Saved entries
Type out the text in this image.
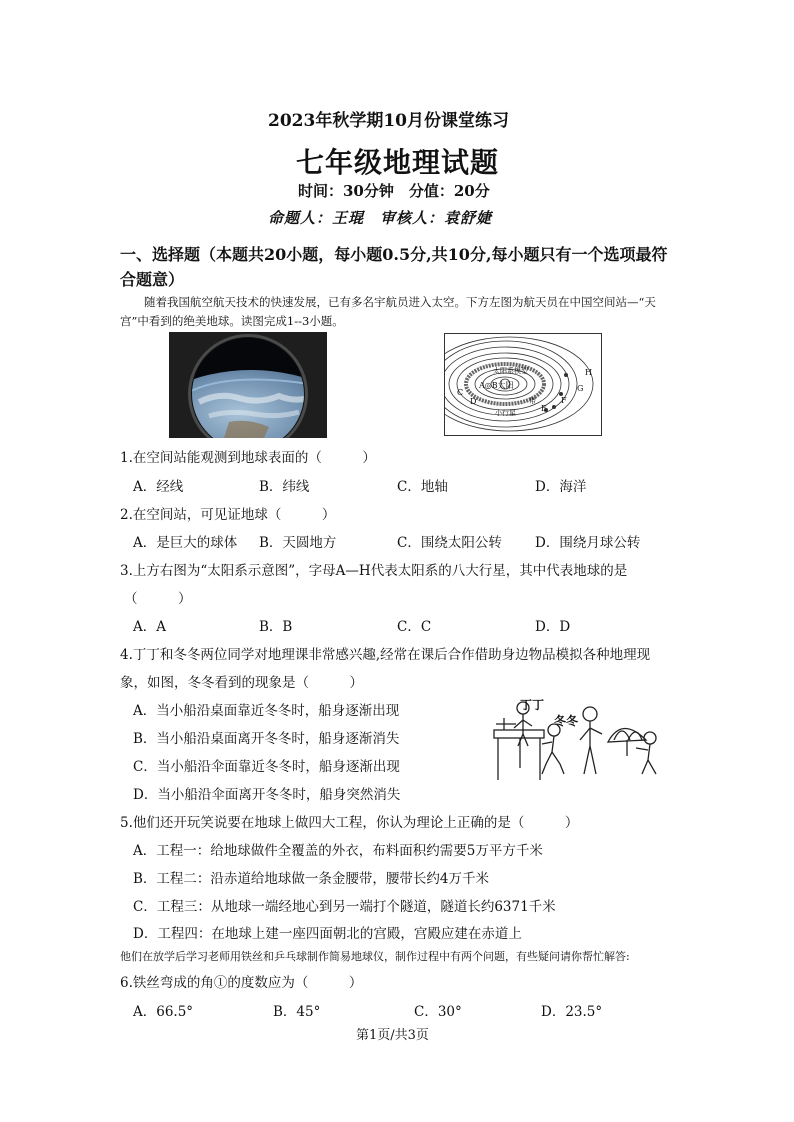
2023年秋学期10月份课堂练习
七年级地理试题
时间：30分钟　分值：20分
命题人：王琨　审核人：袁舒婕
一、选择题（本题共20小题，每小题0.5分,共10分,每小题只有一个选项最符
合题意）
随着我国航空航天技术的快速发展，已有多名宇航员进入太空。下方左图为航天员在中国空间站—“天
宫”中看到的绝美地球。读图完成1--3小题。
A◎B太阳
太阳系模型
C
D
E
F
G
H
小行星
带
1.在空间站能观测到地球表面的（　　　）
A．经线	B．纬线	C．地轴	D．海洋
2.在空间站，可见证地球（　　　）
A．是巨大的球体 B．天圆地方	C．围绕太阳公转 D．围绕月球公转
3.上方右图为“太阳系示意图”，字母A—H代表太阳系的八大行星，其中代表地球的是
（　　　）
A．A	B．B	C．C	D．D
4.丁丁和冬冬两位同学对地理课非常感兴趣,经常在课后合作借助身边物品模拟各种地理现
象，如图，冬冬看到的现象是（　　　）
A．当小船沿桌面靠近冬冬时，船身逐渐出现
B．当小船沿桌面离开冬冬时，船身逐渐消失
C．当小船沿伞面靠近冬冬时，船身逐渐出现
D．当小船沿伞面离开冬冬时，船身突然消失
丁丁
冬冬
5.他们还开玩笑说要在地球上做四大工程，你认为理论上正确的是（　　　）
A．工程一：给地球做件全覆盖的外衣，布料面积约需要5万平方千米
B．工程二：沿赤道给地球做一条金腰带，腰带长约4万千米
C．工程三：从地球一端经地心到另一端打个隧道，隧道长约6371千米
D．工程四：在地球上建一座四面朝北的宫殿，宫殿应建在赤道上
他们在放学后学习老师用铁丝和乒乓球制作简易地球仪，制作过程中有两个问题，有些疑问请你帮忙解答:
6.铁丝弯成的角①的度数应为（　　　）
A．66.5°	B．45°	C．30°	D．23.5°
第1页/共3页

### Exercise requirements
Copy out each line of the entries that holds "船身逐渐出现".

### Exercise output
A．当小船沿桌面靠近冬冬时，船身逐渐出现
C．当小船沿伞面靠近冬冬时，船身逐渐出现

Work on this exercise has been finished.